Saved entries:
↓↓↓

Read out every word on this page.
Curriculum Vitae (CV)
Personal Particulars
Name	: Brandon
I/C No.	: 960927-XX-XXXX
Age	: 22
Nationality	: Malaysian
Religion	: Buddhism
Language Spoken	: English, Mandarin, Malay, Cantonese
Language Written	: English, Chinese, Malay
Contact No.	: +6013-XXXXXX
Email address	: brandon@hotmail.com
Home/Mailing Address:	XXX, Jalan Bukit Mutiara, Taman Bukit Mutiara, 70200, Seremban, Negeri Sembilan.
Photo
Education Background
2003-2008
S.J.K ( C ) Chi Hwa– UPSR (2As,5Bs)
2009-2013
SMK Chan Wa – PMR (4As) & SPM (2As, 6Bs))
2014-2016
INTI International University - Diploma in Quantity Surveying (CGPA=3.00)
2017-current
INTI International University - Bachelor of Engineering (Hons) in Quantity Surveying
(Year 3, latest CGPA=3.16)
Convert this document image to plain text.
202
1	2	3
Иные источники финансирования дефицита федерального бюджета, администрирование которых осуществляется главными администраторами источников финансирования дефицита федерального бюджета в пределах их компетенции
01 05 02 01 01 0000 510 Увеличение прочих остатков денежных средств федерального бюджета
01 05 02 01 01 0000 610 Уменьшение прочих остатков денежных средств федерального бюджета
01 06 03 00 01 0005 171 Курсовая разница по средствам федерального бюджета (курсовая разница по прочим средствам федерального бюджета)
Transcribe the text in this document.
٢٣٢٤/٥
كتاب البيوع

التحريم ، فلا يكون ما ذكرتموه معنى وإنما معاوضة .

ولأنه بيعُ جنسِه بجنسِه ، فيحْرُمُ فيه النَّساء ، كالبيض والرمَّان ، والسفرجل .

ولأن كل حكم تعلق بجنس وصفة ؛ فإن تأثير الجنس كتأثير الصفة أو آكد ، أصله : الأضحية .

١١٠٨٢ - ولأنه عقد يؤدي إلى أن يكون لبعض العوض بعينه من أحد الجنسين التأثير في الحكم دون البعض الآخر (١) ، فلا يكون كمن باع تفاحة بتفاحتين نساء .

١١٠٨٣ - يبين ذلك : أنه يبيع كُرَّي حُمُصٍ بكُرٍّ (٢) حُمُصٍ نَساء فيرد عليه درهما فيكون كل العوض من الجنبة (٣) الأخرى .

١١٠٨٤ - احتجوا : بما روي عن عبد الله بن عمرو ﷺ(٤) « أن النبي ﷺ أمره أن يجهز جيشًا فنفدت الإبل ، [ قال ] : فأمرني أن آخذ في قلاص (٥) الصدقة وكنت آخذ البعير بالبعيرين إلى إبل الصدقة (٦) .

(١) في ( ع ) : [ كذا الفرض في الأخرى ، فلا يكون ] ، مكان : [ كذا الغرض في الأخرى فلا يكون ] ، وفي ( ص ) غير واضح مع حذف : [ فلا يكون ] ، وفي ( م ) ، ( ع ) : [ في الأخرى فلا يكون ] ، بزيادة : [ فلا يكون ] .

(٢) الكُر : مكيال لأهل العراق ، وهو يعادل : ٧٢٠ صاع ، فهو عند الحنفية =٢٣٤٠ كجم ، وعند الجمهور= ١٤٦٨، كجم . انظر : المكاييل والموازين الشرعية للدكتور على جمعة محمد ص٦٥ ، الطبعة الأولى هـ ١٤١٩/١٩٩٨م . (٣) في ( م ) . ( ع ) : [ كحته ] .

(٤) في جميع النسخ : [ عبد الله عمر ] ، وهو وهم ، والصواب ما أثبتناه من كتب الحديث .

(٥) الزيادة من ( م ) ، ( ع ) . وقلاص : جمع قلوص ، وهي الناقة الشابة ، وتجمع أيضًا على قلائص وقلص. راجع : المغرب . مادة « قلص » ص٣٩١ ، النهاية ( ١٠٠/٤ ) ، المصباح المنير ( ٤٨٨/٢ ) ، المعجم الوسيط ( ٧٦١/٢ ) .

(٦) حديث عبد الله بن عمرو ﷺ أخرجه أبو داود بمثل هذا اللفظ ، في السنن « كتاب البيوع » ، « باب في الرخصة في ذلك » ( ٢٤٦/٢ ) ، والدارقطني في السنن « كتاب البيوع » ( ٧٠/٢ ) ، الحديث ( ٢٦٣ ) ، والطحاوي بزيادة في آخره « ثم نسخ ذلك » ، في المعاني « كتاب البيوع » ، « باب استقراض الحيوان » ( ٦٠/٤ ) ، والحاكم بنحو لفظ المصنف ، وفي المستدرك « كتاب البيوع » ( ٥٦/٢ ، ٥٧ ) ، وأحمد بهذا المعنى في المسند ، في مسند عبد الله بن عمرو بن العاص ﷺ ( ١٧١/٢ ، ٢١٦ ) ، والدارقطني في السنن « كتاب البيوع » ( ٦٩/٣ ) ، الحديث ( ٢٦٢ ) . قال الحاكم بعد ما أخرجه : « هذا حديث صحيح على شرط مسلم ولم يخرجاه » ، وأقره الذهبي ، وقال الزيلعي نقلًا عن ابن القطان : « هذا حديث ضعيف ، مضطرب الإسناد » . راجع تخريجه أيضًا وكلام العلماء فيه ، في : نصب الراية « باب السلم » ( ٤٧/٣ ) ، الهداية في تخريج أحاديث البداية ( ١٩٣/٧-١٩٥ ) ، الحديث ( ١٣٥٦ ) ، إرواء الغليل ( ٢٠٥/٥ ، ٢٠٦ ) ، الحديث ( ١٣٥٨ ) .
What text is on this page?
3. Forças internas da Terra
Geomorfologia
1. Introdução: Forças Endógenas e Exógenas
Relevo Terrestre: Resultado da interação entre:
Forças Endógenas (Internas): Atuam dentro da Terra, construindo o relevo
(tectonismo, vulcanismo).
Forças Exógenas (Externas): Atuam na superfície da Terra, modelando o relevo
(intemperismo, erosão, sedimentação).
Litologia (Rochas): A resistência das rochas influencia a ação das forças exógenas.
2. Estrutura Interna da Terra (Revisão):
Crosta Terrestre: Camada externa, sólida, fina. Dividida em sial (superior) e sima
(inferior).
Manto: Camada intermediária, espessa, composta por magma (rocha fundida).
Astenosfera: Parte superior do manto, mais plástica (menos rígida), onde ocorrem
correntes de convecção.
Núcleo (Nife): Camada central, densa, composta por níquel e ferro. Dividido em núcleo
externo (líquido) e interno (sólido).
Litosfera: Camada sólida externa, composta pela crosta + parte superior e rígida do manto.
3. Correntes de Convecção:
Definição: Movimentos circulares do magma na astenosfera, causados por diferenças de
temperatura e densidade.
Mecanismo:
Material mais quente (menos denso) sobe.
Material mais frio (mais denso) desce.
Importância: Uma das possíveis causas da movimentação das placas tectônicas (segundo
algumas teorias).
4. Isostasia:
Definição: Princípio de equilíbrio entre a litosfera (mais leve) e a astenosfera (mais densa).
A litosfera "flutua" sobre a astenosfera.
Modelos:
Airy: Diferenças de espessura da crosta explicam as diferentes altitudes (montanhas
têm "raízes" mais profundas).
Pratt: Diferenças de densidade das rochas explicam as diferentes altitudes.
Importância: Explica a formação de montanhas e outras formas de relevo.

↑↑↑

# Instructions for the task:
Search the data above for the string "Atuam" and copy each line that has it.

# Full output:
Forças Endógenas (Internas): Atuam dentro da Terra, construindo o relevo
Forças Exógenas (Externas): Atuam na superfície da Terra, modelando o relevo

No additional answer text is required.